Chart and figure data
• • • • •
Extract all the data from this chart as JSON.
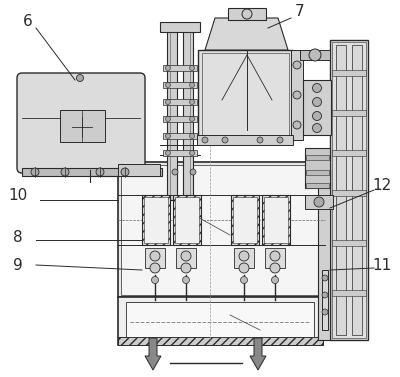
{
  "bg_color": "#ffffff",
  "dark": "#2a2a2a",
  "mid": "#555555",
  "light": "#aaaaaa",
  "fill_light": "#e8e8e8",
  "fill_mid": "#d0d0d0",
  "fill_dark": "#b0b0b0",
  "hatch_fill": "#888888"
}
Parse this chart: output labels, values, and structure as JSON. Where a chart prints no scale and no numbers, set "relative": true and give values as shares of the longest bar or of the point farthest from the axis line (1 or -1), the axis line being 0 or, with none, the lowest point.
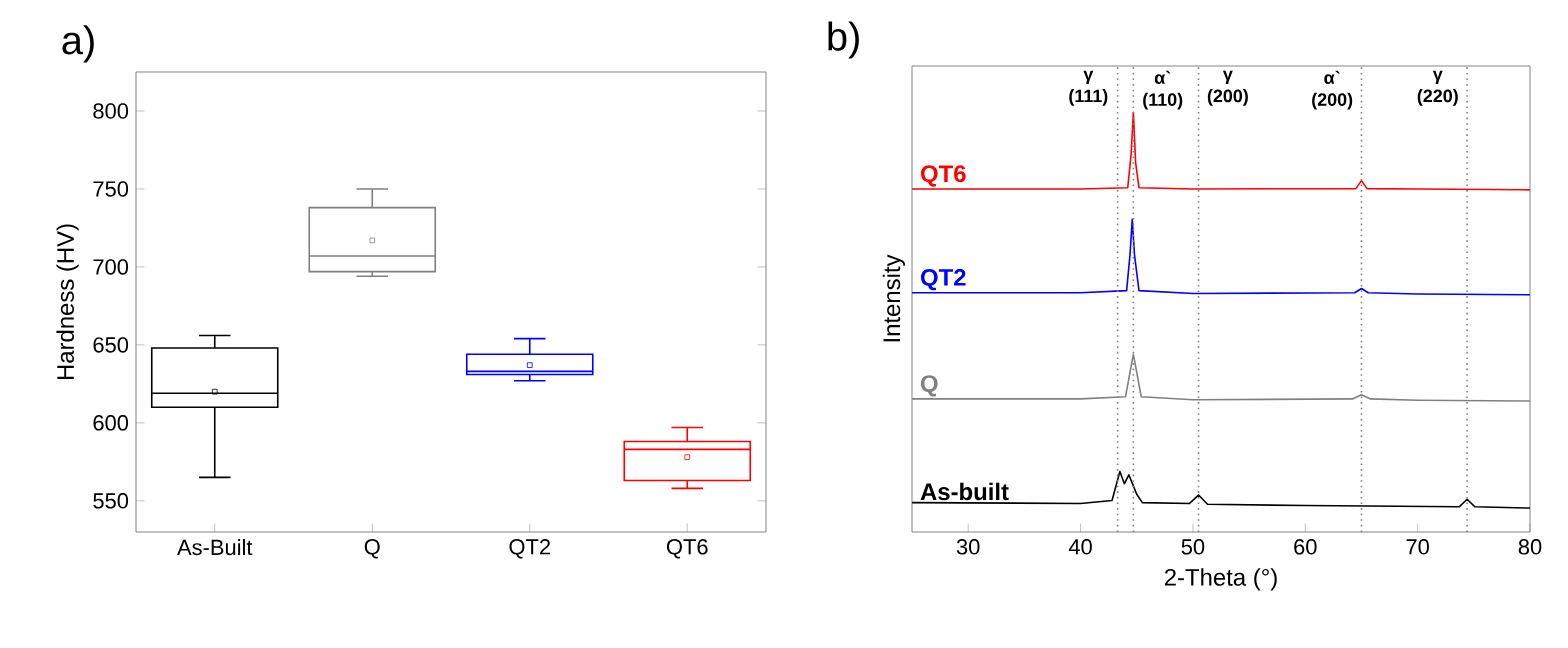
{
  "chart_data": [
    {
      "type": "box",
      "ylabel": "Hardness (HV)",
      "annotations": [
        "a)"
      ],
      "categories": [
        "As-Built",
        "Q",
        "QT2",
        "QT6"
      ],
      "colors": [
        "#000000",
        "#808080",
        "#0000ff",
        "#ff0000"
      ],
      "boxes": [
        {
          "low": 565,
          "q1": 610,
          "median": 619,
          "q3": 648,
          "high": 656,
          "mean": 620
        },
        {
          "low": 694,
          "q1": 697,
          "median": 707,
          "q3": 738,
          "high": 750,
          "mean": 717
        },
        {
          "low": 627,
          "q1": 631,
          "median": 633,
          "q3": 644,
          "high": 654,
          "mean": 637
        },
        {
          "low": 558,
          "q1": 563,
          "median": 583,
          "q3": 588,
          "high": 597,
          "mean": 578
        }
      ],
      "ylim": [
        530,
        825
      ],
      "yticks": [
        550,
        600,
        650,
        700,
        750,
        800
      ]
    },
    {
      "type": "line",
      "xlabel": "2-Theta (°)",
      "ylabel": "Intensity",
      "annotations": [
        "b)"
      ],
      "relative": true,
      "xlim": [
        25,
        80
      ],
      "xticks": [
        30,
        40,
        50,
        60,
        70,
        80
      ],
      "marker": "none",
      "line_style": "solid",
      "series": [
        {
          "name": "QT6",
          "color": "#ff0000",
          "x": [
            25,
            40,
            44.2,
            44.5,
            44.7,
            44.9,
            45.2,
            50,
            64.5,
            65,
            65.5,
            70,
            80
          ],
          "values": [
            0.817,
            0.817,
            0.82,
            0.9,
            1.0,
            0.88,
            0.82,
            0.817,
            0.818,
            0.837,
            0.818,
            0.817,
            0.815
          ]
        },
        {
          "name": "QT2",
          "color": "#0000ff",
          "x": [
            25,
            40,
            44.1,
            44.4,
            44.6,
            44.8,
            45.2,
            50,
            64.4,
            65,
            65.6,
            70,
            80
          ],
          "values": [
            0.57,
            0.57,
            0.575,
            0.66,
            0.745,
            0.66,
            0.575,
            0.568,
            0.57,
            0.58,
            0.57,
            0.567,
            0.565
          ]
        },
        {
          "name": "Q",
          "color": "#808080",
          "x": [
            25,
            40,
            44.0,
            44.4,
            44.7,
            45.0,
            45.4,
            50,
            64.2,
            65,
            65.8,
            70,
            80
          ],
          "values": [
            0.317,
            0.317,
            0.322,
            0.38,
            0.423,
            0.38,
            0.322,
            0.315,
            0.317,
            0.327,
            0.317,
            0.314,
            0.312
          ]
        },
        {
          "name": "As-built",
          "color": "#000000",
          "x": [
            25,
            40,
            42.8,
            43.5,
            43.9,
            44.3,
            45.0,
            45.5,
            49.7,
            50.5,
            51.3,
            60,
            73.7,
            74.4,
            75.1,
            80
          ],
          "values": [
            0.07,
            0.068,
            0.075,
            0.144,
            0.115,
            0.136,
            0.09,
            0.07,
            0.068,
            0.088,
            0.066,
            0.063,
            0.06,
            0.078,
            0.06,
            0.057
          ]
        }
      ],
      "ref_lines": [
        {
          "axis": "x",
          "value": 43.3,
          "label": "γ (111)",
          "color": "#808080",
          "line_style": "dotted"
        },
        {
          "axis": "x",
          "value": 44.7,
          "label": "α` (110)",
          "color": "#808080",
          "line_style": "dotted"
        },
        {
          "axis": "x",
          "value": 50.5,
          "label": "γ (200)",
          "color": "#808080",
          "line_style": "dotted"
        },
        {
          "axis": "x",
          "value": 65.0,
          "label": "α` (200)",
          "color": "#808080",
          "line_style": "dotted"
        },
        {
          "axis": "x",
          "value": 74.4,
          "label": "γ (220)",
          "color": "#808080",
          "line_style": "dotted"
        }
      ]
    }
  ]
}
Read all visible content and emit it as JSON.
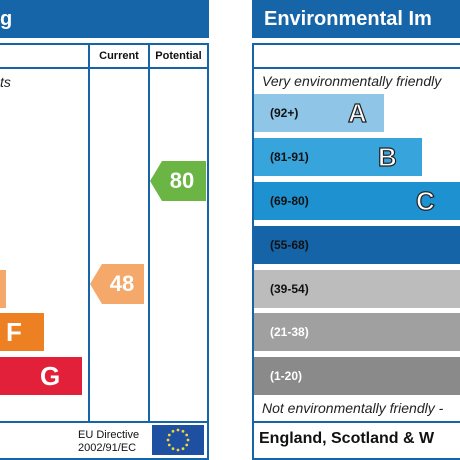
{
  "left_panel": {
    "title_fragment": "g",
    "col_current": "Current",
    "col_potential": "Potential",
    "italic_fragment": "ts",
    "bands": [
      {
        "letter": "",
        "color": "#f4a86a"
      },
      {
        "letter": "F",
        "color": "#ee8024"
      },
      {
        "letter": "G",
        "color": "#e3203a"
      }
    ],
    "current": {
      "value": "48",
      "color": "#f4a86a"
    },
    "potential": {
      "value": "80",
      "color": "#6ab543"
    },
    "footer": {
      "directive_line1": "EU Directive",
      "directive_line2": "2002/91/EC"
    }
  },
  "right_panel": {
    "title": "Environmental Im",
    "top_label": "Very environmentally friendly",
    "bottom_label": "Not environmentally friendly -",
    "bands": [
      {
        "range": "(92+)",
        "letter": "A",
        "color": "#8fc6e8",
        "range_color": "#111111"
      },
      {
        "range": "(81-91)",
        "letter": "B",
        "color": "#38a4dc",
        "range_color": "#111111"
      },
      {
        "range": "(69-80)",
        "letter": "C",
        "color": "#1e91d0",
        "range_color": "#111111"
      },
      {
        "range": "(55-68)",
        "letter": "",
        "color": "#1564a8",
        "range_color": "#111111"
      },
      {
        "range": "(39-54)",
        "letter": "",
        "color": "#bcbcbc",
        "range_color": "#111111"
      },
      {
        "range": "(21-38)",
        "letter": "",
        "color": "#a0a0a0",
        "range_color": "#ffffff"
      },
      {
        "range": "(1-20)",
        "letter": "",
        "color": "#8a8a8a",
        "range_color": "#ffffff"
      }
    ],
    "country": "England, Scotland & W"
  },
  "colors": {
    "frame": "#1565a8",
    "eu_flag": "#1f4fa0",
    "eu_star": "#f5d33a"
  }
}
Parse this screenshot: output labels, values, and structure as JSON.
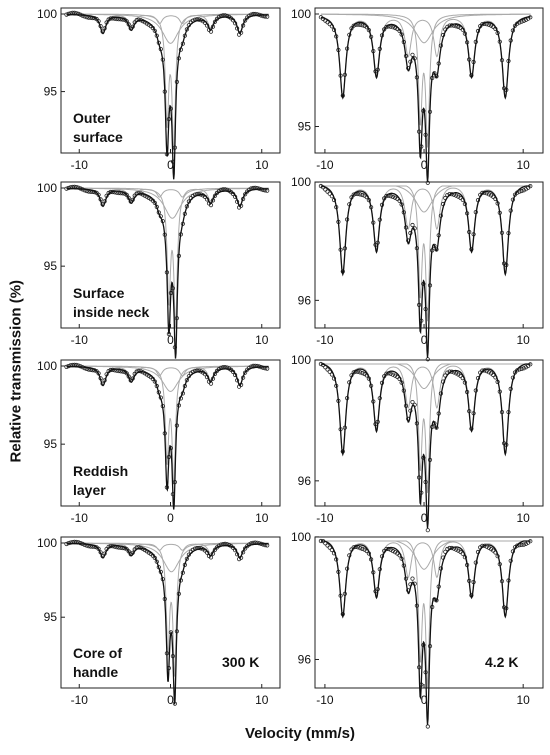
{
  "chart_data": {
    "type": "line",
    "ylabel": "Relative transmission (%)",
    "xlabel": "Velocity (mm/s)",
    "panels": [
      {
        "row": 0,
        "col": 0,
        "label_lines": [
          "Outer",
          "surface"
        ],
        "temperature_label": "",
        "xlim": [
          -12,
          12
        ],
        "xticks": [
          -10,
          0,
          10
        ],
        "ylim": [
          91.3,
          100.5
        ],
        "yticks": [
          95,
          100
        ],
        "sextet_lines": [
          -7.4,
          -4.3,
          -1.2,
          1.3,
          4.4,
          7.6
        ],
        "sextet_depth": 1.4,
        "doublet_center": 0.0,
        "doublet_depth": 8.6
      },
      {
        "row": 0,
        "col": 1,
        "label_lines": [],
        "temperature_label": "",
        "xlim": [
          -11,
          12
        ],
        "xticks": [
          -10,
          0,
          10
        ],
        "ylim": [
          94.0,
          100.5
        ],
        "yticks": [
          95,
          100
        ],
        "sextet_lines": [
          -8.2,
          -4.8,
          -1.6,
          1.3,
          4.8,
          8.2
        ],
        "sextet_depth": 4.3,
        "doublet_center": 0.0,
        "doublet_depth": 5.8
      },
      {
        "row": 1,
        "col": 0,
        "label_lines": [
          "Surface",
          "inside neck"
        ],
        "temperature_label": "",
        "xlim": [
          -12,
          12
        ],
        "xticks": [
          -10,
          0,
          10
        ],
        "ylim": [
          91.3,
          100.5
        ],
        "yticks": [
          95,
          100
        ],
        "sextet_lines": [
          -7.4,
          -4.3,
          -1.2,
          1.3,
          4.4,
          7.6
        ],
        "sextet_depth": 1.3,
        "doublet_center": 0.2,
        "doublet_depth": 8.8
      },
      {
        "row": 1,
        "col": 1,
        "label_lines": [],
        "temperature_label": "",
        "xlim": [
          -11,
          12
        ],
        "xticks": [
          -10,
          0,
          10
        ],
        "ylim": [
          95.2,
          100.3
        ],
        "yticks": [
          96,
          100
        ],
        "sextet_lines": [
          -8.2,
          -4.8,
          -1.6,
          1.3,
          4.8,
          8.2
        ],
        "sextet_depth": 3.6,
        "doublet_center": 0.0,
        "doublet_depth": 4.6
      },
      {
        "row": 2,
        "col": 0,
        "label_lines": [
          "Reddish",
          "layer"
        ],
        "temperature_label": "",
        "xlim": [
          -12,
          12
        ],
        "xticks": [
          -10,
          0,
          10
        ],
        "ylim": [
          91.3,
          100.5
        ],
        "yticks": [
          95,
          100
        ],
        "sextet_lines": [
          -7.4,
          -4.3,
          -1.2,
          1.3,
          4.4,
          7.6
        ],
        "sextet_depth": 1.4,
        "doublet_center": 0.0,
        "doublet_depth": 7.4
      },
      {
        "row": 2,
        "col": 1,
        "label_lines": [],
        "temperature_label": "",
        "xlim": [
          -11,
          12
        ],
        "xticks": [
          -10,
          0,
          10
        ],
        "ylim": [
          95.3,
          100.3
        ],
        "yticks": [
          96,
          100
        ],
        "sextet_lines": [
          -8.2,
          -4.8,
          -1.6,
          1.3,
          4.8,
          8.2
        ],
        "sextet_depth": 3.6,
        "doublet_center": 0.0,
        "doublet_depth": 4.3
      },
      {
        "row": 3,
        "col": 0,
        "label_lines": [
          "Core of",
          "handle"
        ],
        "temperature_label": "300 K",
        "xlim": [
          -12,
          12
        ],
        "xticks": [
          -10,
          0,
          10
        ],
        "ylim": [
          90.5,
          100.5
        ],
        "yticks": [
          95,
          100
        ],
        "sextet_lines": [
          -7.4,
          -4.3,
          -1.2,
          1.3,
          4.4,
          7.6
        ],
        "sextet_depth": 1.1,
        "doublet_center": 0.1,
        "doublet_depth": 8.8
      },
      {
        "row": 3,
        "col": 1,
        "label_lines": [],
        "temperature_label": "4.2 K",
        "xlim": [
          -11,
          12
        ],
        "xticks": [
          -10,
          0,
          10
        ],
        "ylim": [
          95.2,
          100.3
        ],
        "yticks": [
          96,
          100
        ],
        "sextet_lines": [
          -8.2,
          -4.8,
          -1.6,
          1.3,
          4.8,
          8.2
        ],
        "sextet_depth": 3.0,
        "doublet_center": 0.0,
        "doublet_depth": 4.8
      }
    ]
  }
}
• • • • •
Copy each line of the entries that includes the word "none".

● Solved exercise:
Parse this chart: output labels, values, and structure as JSON. Where a chart prints no scale and no numbers, set "relative": true and give values as shares of the longest bar or of the point farthest from the axis line (1 or -1), the axis line being 0 or, with none, the lowest point.
      "marker": "none",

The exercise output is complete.